Donc, pourquoi pas ? Et c'est ce qu'ont fait quelques dessinateurs, les Danois
du Jylland-Posten, les Charlie Hebdo et quelques autres.
MAIS (et ce MAIS là est énorme) une bonne
douzaine de dessinateurs et journalistes de Charlie Hebdo en sont MORTS.
Partant, les
assassins confirment jusqu'à la folie le tabou islamique de départ, l'élèvent à
la puissance douze, transforment un tabou crétin en tragédie. La frontière à ne
pas franchir n'est toujours pas imposée par la loi, ni par l'histoire, ni par
la morale humaine ou la politesse ("le respect"), mais, maintenant, uniquement par la TERREUR. Et non pas
une terreur abstraite, lointaine, mais la mort violente, inimaginable, de gens
qu'on aimait, qu'on lisait en riant… nos copains. Chantage maximal.
• Et voilà l'autre
côté : cette mort instiguerait, si l'on en croit ce blogueur que je ne
connais pas et ne souhaite pas connaitre, un autre tabou, un autre coté de la
frontière, l'autre facette du chantage : la solidarité avec Charlie Hebdo
nous imposerait l'obligation d'approuver sans réticence cette dernière couv' ou
les précédentes mettant en scène Mahomet. (Je ne dis pas un instant, bien sûr,
que c'est eux, les survivants, qui imposent quoi que ce soit…)
En retour de
l'assassinat, un nouveau "politiquement correct" ou un nouveau "sacré"
(compassion, solidarité avec les morts) nous sommerait de choisir notre
camp : forcément celui des gens prêts à se faire tuer pour dessiner Mahomet ?
Euh… Pour ma part, je l'ai fait deux ou trois fois et je ne m'en cache pas,
c'est sur Facebook ou imprimé dans l'Annuel du dessin de Presse (*)… mais se
faire flinguer pour ça ?!

● **CONSIGNES**
- a) Traduisez en anglais cette phrase de l'extrait sur Charlie Hebdo : « Et c'est ce qu'ont fait quelques dessinateurs, les Danois du Jylland-Posten, les Charlie Hebdo et quelques autres. »
- b) Reproduisez à l'identique la partie des enregistrements qui part de leur toute première ligne et va jusqu'à la ligne contenant « noaa-logo-top — [15, 378, 53, 416] », les deux bouts compris.

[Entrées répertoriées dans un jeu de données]
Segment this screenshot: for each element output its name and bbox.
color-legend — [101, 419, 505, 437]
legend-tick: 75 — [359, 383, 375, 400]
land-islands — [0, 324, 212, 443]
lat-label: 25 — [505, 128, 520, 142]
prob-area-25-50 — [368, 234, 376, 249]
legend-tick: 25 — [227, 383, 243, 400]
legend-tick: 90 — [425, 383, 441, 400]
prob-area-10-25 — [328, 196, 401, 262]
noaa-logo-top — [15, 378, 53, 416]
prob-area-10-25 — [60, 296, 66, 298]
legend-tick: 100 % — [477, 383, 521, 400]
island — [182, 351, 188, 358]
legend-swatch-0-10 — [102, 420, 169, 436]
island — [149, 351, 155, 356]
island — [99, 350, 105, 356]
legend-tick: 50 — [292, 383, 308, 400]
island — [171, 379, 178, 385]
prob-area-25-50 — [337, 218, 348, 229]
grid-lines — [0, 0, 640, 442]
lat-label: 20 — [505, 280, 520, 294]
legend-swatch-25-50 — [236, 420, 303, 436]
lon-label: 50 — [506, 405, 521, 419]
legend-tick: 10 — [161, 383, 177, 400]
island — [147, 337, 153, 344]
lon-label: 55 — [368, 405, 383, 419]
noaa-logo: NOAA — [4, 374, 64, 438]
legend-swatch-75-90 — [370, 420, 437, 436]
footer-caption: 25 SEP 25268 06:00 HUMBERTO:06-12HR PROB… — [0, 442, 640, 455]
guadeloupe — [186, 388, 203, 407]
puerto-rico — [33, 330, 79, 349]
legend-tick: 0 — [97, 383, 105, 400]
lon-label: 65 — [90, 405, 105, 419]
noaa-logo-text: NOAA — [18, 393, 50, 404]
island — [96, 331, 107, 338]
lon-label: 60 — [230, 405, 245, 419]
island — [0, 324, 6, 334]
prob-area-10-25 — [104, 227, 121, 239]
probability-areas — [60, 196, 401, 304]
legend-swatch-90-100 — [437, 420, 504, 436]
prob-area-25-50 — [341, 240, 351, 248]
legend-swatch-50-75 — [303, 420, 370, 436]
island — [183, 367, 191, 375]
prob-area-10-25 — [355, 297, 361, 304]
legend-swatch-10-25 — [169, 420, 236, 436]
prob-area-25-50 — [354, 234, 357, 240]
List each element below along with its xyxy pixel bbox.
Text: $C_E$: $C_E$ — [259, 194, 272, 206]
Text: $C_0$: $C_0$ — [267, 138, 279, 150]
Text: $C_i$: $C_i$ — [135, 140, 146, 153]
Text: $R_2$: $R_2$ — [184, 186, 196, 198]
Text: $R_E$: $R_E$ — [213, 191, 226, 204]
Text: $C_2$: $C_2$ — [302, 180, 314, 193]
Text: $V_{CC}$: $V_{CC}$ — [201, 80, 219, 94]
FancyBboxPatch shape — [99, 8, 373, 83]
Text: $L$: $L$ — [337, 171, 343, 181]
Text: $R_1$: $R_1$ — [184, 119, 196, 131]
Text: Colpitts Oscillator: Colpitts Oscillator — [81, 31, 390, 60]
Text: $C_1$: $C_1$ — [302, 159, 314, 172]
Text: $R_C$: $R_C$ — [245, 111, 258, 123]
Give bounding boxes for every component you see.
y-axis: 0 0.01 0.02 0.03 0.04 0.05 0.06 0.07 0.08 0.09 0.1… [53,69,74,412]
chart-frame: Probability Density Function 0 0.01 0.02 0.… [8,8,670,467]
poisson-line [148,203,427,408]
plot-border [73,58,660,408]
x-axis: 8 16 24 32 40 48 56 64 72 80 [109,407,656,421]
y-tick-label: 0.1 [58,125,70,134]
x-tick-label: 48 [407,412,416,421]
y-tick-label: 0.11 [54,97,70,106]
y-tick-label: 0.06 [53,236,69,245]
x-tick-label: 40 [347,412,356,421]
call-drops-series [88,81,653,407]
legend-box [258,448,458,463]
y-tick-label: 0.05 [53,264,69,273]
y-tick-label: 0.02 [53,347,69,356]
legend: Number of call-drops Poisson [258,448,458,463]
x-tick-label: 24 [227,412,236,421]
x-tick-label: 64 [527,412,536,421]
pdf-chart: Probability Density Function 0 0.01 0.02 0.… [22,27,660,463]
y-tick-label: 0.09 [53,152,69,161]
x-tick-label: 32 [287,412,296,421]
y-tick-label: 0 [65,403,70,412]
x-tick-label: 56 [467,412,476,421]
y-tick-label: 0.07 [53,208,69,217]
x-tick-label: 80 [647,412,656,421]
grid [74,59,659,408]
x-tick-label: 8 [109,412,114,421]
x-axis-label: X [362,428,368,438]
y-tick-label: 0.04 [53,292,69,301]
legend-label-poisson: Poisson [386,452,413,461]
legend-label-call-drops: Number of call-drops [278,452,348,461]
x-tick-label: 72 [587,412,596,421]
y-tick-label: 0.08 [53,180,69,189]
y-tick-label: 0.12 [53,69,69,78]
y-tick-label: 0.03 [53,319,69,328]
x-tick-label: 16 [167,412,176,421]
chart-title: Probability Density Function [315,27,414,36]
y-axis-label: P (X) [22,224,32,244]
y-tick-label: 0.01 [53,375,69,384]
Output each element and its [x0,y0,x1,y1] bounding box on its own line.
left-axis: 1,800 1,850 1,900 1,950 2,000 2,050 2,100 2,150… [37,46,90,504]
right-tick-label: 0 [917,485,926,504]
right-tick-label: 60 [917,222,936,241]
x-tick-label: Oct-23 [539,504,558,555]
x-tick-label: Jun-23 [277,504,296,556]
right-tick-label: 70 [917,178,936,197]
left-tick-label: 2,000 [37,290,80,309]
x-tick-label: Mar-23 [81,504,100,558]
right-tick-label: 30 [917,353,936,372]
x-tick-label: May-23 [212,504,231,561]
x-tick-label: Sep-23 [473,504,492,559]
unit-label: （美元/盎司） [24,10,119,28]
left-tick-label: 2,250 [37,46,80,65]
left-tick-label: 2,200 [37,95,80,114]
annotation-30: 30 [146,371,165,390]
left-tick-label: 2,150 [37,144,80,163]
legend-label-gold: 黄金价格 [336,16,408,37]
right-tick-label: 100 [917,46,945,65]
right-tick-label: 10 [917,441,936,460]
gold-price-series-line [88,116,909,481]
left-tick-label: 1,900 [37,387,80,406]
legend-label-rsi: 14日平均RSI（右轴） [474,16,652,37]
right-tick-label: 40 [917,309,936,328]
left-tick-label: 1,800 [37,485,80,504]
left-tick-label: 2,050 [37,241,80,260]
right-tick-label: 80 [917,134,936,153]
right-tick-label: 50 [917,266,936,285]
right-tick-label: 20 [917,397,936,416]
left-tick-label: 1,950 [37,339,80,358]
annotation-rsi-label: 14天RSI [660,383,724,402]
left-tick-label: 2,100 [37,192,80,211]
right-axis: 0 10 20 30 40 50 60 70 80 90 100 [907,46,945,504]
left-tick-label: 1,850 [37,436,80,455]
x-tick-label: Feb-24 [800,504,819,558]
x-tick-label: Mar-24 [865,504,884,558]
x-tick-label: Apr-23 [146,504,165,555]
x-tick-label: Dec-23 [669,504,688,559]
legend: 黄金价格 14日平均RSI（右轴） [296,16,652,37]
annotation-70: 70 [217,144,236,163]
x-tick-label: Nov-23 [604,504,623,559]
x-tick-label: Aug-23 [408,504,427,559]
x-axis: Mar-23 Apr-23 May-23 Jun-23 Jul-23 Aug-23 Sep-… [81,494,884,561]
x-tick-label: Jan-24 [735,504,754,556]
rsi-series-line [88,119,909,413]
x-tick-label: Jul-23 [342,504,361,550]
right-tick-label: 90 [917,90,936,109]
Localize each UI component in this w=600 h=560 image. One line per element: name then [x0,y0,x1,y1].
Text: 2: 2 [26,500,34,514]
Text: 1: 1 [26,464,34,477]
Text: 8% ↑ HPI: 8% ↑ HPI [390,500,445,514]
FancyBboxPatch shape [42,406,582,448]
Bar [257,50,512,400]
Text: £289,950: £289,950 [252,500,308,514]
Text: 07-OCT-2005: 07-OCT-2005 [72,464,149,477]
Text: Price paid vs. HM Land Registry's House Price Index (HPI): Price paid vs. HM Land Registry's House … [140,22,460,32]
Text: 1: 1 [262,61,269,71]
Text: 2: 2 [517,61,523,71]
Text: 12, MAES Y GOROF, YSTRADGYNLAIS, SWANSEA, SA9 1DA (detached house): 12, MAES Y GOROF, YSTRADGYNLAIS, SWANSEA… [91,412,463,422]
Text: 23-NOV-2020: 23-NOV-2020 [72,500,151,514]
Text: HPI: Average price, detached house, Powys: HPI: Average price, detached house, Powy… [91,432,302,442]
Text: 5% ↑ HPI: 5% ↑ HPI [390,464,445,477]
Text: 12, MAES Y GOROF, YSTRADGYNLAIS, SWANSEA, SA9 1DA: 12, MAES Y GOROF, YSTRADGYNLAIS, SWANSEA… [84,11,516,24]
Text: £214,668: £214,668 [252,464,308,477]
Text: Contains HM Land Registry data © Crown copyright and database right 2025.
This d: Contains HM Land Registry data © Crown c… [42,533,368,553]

● **RÉPONSES PAR TÂCHE**
- a) And that is what a few cartoonists did, the Danes at the Jylland-Posten, the Charlie Hebdo people and a few others.

- b)
Segment this screenshot: for each element output its name and bbox.
color-legend — [101, 419, 505, 437]
legend-tick: 75 — [359, 383, 375, 400]
land-islands — [0, 324, 212, 443]
lat-label: 25 — [505, 128, 520, 142]
prob-area-25-50 — [368, 234, 376, 249]
legend-tick: 25 — [227, 383, 243, 400]
legend-tick: 90 — [425, 383, 441, 400]
prob-area-10-25 — [328, 196, 401, 262]
noaa-logo-top — [15, 378, 53, 416]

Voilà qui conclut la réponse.